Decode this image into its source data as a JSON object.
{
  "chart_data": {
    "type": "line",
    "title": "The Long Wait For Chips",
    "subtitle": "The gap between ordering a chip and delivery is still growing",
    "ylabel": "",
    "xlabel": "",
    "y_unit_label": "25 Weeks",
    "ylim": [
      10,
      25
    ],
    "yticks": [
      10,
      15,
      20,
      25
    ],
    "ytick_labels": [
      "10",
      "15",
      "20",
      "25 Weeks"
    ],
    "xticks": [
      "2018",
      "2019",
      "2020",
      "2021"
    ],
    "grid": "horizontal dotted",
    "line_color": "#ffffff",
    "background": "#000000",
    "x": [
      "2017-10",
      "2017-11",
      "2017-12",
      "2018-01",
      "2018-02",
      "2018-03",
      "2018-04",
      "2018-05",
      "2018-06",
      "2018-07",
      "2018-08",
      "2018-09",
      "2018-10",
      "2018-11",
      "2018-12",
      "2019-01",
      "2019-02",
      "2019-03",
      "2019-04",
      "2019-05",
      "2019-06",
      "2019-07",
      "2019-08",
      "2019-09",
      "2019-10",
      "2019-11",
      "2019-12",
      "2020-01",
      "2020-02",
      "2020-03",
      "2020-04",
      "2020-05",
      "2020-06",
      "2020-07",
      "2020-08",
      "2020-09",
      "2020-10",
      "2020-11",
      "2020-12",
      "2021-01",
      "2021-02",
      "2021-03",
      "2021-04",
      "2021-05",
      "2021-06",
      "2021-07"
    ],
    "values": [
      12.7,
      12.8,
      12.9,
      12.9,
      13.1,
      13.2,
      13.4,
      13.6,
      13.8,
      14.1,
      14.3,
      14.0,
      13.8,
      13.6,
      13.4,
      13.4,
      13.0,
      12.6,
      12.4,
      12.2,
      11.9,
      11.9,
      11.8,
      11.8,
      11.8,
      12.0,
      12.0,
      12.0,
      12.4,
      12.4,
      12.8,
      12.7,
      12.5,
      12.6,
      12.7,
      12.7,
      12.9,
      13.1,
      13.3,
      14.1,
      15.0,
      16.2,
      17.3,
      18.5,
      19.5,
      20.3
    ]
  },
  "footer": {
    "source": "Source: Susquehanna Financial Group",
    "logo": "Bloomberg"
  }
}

*Challenge*
Write out every line of the material again, exactly as it reads.

*Answer for the task*
Decode this image into its source data as a JSON object.
{
  "chart_data": {
    "type": "line",
    "title": "The Long Wait For Chips",
    "subtitle": "The gap between ordering a chip and delivery is still growing",
    "ylabel": "",
    "xlabel": "",
    "y_unit_label": "25 Weeks",
    "ylim": [
      10,
      25
    ],
    "yticks": [
      10,
      15,
      20,
      25
    ],
    "ytick_labels": [
      "10",
      "15",
      "20",
      "25 Weeks"
    ],
    "xticks": [
      "2018",
      "2019",
      "2020",
      "2021"
    ],
    "grid": "horizontal dotted",
    "line_color": "#ffffff",
    "background": "#000000",
    "x": [
      "2017-10",
      "2017-11",
      "2017-12",
      "2018-01",
      "2018-02",
      "2018-03",
      "2018-04",
      "2018-05",
      "2018-06",
      "2018-07",
      "2018-08",
      "2018-09",
      "2018-10",
      "2018-11",
      "2018-12",
      "2019-01",
      "2019-02",
      "2019-03",
      "2019-04",
      "2019-05",
      "2019-06",
      "2019-07",
      "2019-08",
      "2019-09",
      "2019-10",
      "2019-11",
      "2019-12",
      "2020-01",
      "2020-02",
      "2020-03",
      "2020-04",
      "2020-05",
      "2020-06",
      "2020-07",
      "2020-08",
      "2020-09",
      "2020-10",
      "2020-11",
      "2020-12",
      "2021-01",
      "2021-02",
      "2021-03",
      "2021-04",
      "2021-05",
      "2021-06",
      "2021-07"
    ],
    "values": [
      12.7,
      12.8,
      12.9,
      12.9,
      13.1,
      13.2,
      13.4,
      13.6,
      13.8,
      14.1,
      14.3,
      14.0,
      13.8,
      13.6,
      13.4,
      13.4,
      13.0,
      12.6,
      12.4,
      12.2,
      11.9,
      11.9,
      11.8,
      11.8,
      11.8,
      12.0,
      12.0,
      12.0,
      12.4,
      12.4,
      12.8,
      12.7,
      12.5,
      12.6,
      12.7,
      12.7,
      12.9,
      13.1,
      13.3,
      14.1,
      15.0,
      16.2,
      17.3,
      18.5,
      19.5,
      20.3
    ]
  },
  "footer": {
    "source": "Source: Susquehanna Financial Group",
    "logo": "Bloomberg"
  }
}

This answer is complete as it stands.